■ **PASSAGE**:
If all these checks pass, the user has assurance that the enclave is running the code that the user audited in step 2.

Regarding your point 1: When fetching the enclave's certificate, the user knows that the certificate is authentic because its fingerprint is part of the enclave's attestation document. Remember that the attestation document is our root of trust. It binds an HTTPS connection (specifically: the fingerprint of the enclave's certificate) to Amazon's root certificate (which signed the attestation document).

Regarding your point 2: The user knows that an enclave's certificate cannot leave the enclave because the code (which the user audited) does not allow for that. There's one exception though: when enclave's synchronize with each other, they will share their HTTPS certificate.

Forgive me if this was discussed somewhere before, but I just wanted to make sure I get a full understanding of how Let's Encrypt is leveraged here.

No worries, it's complicated!

hspencer77 commented 1 year ago

@rillian , @NullHypothesis : thanks for the details. Really appreciate it. One high-level question: so looking at this request here - https://github.com/brave/security/issues/1300 - it seems that we 'trust' Let's Encrypt won't alter the certificate versus IAM restrictions in ACM (ref: https://github.com/brave/star-randsrv/issues/78#issuecomment-1563503014)?

I ask because if we are tracking Let's Encrypt certs issued for star-randsrv.bsg.brave.com (https://crt.sh/?q=star-randsrv.bsg.brave.com), then we could do the same with ACM (e.g. https://crt.sh/?q=repsys-ip-anon.bsg.brave.com). This would require some additional work though but given that how we currently have to deploy tokenizer (1 enclave per EC2 instance) we could leverage ACM for Nitro Enclave.

rillian commented 1 year ago

@hspencer77 IIRC we're using Let's Encrypt for two reasons:

  1. We were concerned the AWS Certificate Manager service would have the same problems that the Key Management Service does, that it's difficult to determine Brave-the-AWS-customer couldn't access the same cert outside the enclave and subvert user data protection.
  2. Using a cert from a separate org distributes responsibility, raising the barrier to collusion.

■ **ENTRIES PROVIDED**:
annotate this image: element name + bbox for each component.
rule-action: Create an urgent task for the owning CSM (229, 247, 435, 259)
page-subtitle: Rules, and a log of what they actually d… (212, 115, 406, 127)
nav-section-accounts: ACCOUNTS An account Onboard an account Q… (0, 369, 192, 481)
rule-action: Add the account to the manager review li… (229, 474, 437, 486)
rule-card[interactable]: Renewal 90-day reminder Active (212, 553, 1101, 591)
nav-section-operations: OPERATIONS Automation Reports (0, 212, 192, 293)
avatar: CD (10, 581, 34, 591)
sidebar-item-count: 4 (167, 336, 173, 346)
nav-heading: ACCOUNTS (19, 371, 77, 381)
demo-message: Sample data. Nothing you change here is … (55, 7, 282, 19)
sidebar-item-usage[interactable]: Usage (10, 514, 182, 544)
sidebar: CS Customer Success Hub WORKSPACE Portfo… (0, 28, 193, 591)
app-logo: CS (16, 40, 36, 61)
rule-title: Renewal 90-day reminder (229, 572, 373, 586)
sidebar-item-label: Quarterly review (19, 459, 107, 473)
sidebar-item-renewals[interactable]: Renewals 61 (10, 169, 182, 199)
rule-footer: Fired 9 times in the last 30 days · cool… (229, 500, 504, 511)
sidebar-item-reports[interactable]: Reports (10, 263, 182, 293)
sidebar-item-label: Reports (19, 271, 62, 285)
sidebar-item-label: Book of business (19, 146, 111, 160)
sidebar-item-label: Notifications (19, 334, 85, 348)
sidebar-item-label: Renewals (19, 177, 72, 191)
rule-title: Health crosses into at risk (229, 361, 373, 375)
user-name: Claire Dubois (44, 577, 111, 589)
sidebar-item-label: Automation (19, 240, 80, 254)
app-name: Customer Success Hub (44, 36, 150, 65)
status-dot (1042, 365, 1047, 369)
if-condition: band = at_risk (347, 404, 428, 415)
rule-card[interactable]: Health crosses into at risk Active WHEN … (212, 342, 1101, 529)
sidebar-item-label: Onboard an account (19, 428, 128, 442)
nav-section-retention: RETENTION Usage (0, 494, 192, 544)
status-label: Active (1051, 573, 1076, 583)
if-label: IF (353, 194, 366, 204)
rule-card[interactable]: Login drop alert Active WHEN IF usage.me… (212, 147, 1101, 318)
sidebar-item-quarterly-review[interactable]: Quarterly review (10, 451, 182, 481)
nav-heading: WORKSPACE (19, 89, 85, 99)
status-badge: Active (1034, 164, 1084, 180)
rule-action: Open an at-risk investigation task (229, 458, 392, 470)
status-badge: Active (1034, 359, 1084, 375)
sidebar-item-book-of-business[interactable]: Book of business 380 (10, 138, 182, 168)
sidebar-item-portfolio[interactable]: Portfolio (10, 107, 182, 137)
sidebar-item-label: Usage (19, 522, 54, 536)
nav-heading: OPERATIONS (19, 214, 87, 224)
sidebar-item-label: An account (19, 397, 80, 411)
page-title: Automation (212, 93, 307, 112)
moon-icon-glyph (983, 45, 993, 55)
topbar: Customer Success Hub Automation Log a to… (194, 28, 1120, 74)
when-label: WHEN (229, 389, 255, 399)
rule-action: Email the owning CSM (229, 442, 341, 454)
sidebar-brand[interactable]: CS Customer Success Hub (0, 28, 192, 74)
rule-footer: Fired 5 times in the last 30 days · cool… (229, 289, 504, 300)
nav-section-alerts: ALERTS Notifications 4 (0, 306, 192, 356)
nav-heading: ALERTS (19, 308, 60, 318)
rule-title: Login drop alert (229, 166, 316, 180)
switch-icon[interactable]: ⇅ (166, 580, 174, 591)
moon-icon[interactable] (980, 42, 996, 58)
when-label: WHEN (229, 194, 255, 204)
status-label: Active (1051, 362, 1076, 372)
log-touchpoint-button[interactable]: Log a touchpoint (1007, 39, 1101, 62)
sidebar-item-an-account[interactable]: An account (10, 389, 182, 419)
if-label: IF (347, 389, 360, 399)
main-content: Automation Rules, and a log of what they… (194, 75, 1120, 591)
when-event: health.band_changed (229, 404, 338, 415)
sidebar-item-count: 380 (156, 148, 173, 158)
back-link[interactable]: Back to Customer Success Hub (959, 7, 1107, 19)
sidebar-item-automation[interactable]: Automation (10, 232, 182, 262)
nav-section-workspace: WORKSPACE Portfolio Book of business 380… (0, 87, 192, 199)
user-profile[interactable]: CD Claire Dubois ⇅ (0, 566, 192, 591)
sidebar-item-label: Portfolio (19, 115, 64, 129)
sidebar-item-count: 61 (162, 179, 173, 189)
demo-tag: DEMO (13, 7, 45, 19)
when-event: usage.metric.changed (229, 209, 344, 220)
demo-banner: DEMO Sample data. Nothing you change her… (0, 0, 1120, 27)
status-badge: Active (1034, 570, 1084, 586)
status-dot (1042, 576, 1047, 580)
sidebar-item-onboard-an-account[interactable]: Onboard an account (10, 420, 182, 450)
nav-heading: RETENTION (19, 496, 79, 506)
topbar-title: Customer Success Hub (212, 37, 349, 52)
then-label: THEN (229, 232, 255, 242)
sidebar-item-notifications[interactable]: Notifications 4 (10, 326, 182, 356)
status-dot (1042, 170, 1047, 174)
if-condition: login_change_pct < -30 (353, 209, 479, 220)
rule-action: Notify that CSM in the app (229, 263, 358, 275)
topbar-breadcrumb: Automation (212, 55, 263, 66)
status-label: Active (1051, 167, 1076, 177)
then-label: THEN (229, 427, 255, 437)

■ **EXERCISE SET**:
A - According to the discussion, how does the user know that the enclave's certificate is authentic when fetching it? Answer in one to three sentences.
B - List every URL that appears in the discussion.
C - In the discussion, how many enclaves per EC2 instance does the current tokenizer deployment use?
Work only from the discussion itself, not from the rows.

■ **RESPONSES FOR EACH TASK**:
A - The certificate's fingerprint is part of the enclave's attestation document, which is the root of trust. That document is signed by Amazon's root certificate, so it binds the HTTPS connection to Amazon's root certificate.

B -
- https://github.com/brave/security/issues/1300
- https://github.com/brave/star-randsrv/issues/78#issuecomment-1563503014
- https://crt.sh/?q=star-randsrv.bsg.brave.com
- https://crt.sh/?q=repsys-ip-anon.bsg.brave.com

C - One enclave per EC2 instance.